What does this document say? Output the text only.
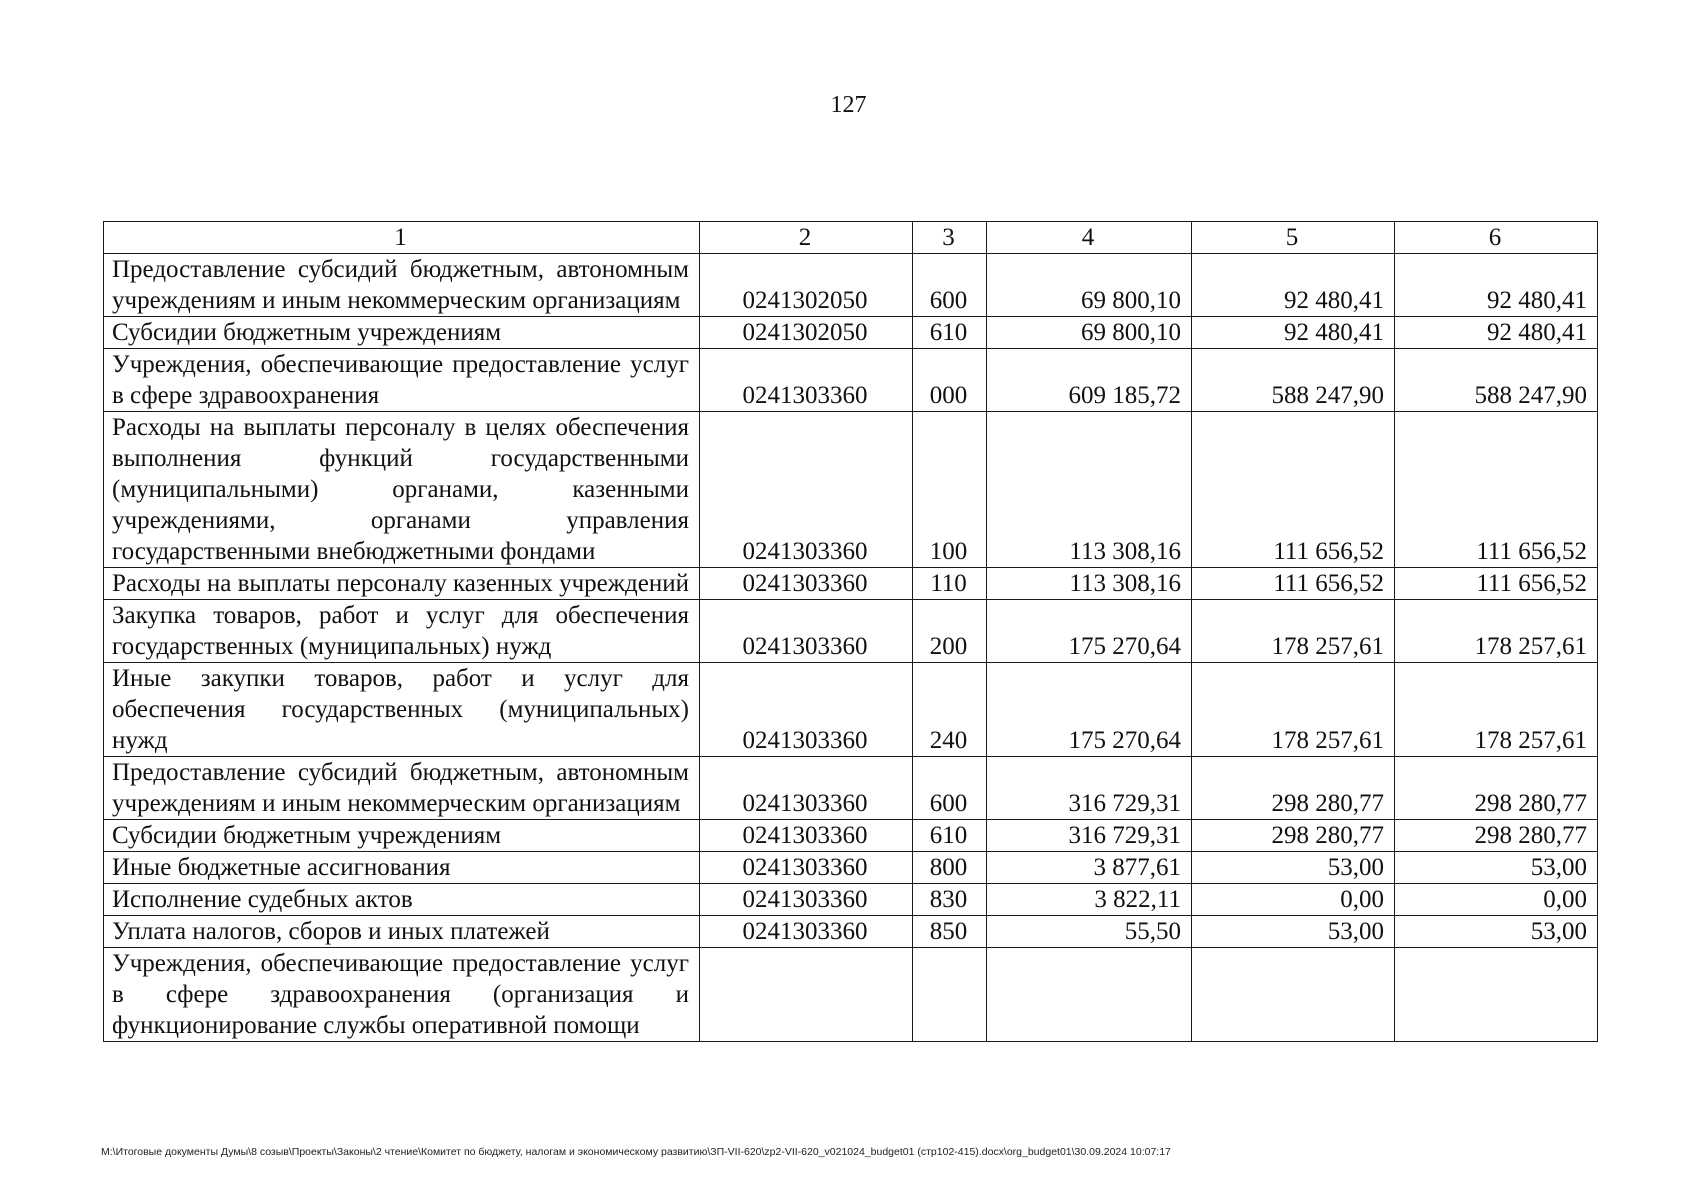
127
1	2	3	4	5	6
Предоставление субсидий бюджетным, автономным учреждениям и иным некоммерческим организациям	0241302050	600	69 800,10	92 480,41	92 480,41
Субсидии бюджетным учреждениям	0241302050	610	69 800,10	92 480,41	92 480,41
Учреждения, обеспечивающие предоставление услуг в сфере здравоохранения	0241303360	000	609 185,72	588 247,90	588 247,90
Расходы на выплаты персоналу в целях обеспечения выполнения функций государственными (муниципальными) органами, казенными учреждениями, органами управления государственными внебюджетными фондами	0241303360	100	113 308,16	111 656,52	111 656,52
Расходы на выплаты персоналу казенных учреждений	0241303360	110	113 308,16	111 656,52	111 656,52
Закупка товаров, работ и услуг для обеспечения государственных (муниципальных) нужд	0241303360	200	175 270,64	178 257,61	178 257,61
Иные закупки товаров, работ и услуг для обеспечения государственных (муниципальных) нужд	0241303360	240	175 270,64	178 257,61	178 257,61
Предоставление субсидий бюджетным, автономным учреждениям и иным некоммерческим организациям	0241303360	600	316 729,31	298 280,77	298 280,77
Субсидии бюджетным учреждениям	0241303360	610	316 729,31	298 280,77	298 280,77
Иные бюджетные ассигнования	0241303360	800	3 877,61	53,00	53,00
Исполнение судебных актов	0241303360	830	3 822,11	0,00	0,00
Уплата налогов, сборов и иных платежей	0241303360	850	55,50	53,00	53,00
Учреждения, обеспечивающие предоставление услуг в сфере здравоохранения (организация и функционирование службы оперативной помощи					
M:\Итоговые документы Думы\8 созыв\Проекты\Законы\2 чтение\Комитет по бюджету, налогам и экономическому развитию\ЗП-VII-620\zp2-VII-620_v021024_budget01 (стр102-415).docx\org_budget01\30.09.2024 10:07:17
####
● PROBLEM TO SOLVE
Copy out each line exactly, without the pictures.

● THE OUTPUT
What does this document say? Output the text only.
127
1	2	3	4	5	6
Предоставление субсидий бюджетным, автономным учреждениям и иным некоммерческим организациям	0241302050	600	69 800,10	92 480,41	92 480,41
Субсидии бюджетным учреждениям	0241302050	610	69 800,10	92 480,41	92 480,41
Учреждения, обеспечивающие предоставление услуг в сфере здравоохранения	0241303360	000	609 185,72	588 247,90	588 247,90
Расходы на выплаты персоналу в целях обеспечения выполнения функций государственными (муниципальными) органами, казенными учреждениями, органами управления государственными внебюджетными фондами	0241303360	100	113 308,16	111 656,52	111 656,52
Расходы на выплаты персоналу казенных учреждений	0241303360	110	113 308,16	111 656,52	111 656,52
Закупка товаров, работ и услуг для обеспечения государственных (муниципальных) нужд	0241303360	200	175 270,64	178 257,61	178 257,61
Иные закупки товаров, работ и услуг для обеспечения государственных (муниципальных) нужд	0241303360	240	175 270,64	178 257,61	178 257,61
Предоставление субсидий бюджетным, автономным учреждениям и иным некоммерческим организациям	0241303360	600	316 729,31	298 280,77	298 280,77
Субсидии бюджетным учреждениям	0241303360	610	316 729,31	298 280,77	298 280,77
Иные бюджетные ассигнования	0241303360	800	3 877,61	53,00	53,00
Исполнение судебных актов	0241303360	830	3 822,11	0,00	0,00
Уплата налогов, сборов и иных платежей	0241303360	850	55,50	53,00	53,00
Учреждения, обеспечивающие предоставление услуг в сфере здравоохранения (организация и функционирование службы оперативной помощи					
M:\Итоговые документы Думы\8 созыв\Проекты\Законы\2 чтение\Комитет по бюджету, налогам и экономическому развитию\ЗП-VII-620\zp2-VII-620_v021024_budget01 (стр102-415).docx\org_budget01\30.09.2024 10:07:17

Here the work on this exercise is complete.